::: Data for review

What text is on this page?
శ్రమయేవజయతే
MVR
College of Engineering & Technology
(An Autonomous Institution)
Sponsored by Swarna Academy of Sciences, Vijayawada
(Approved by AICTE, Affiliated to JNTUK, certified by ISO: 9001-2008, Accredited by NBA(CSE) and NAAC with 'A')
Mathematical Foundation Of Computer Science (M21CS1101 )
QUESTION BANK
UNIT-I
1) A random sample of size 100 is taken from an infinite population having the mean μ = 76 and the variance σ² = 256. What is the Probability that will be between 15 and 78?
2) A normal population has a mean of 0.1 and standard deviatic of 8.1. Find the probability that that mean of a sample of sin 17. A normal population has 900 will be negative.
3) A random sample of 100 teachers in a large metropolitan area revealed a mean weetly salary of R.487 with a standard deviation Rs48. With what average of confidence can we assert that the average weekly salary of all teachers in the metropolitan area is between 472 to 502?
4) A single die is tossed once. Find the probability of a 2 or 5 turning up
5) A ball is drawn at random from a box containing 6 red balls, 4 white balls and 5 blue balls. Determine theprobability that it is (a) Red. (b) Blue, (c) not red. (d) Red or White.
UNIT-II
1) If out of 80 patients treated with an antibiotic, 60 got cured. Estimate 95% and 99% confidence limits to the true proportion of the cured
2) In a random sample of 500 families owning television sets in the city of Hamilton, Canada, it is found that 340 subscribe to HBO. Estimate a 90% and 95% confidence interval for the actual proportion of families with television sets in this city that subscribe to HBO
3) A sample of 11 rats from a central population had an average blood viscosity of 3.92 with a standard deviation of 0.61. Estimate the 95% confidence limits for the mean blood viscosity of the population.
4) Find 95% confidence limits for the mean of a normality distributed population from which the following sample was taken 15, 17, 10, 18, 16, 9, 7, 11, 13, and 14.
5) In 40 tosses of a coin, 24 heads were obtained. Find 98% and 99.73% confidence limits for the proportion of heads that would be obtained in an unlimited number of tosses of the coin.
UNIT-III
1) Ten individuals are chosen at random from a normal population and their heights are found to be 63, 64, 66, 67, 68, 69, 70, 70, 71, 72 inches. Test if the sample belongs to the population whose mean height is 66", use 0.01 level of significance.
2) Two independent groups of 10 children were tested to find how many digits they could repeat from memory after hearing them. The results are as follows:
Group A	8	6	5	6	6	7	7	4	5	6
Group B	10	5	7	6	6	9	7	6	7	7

::::::

Work to be completed >>
Word for word, reproduce every record shown above.

Task response >>
What text is on this page?
శ్రమయేవజయతే
MVR
College of Engineering & Technology
(An Autonomous Institution)
Sponsored by Swarna Academy of Sciences, Vijayawada
(Approved by AICTE, Affiliated to JNTUK, certified by ISO: 9001-2008, Accredited by NBA(CSE) and NAAC with 'A')
Mathematical Foundation Of Computer Science (M21CS1101 )
QUESTION BANK
UNIT-I
1) A random sample of size 100 is taken from an infinite population having the mean μ = 76 and the variance σ² = 256. What is the Probability that will be between 15 and 78?
2) A normal population has a mean of 0.1 and standard deviatic of 8.1. Find the probability that that mean of a sample of sin 17. A normal population has 900 will be negative.
3) A random sample of 100 teachers in a large metropolitan area revealed a mean weetly salary of R.487 with a standard deviation Rs48. With what average of confidence can we assert that the average weekly salary of all teachers in the metropolitan area is between 472 to 502?
4) A single die is tossed once. Find the probability of a 2 or 5 turning up
5) A ball is drawn at random from a box containing 6 red balls, 4 white balls and 5 blue balls. Determine theprobability that it is (a) Red. (b) Blue, (c) not red. (d) Red or White.
UNIT-II
1) If out of 80 patients treated with an antibiotic, 60 got cured. Estimate 95% and 99% confidence limits to the true proportion of the cured
2) In a random sample of 500 families owning television sets in the city of Hamilton, Canada, it is found that 340 subscribe to HBO. Estimate a 90% and 95% confidence interval for the actual proportion of families with television sets in this city that subscribe to HBO
3) A sample of 11 rats from a central population had an average blood viscosity of 3.92 with a standard deviation of 0.61. Estimate the 95% confidence limits for the mean blood viscosity of the population.
4) Find 95% confidence limits for the mean of a normality distributed population from which the following sample was taken 15, 17, 10, 18, 16, 9, 7, 11, 13, and 14.
5) In 40 tosses of a coin, 24 heads were obtained. Find 98% and 99.73% confidence limits for the proportion of heads that would be obtained in an unlimited number of tosses of the coin.
UNIT-III
1) Ten individuals are chosen at random from a normal population and their heights are found to be 63, 64, 66, 67, 68, 69, 70, 70, 71, 72 inches. Test if the sample belongs to the population whose mean height is 66", use 0.01 level of significance.
2) Two independent groups of 10 children were tested to find how many digits they could repeat from memory after hearing them. The results are as follows:
Group A	8	6	5	6	6	7	7	4	5	6
Group B	10	5	7	6	6	9	7	6	7	7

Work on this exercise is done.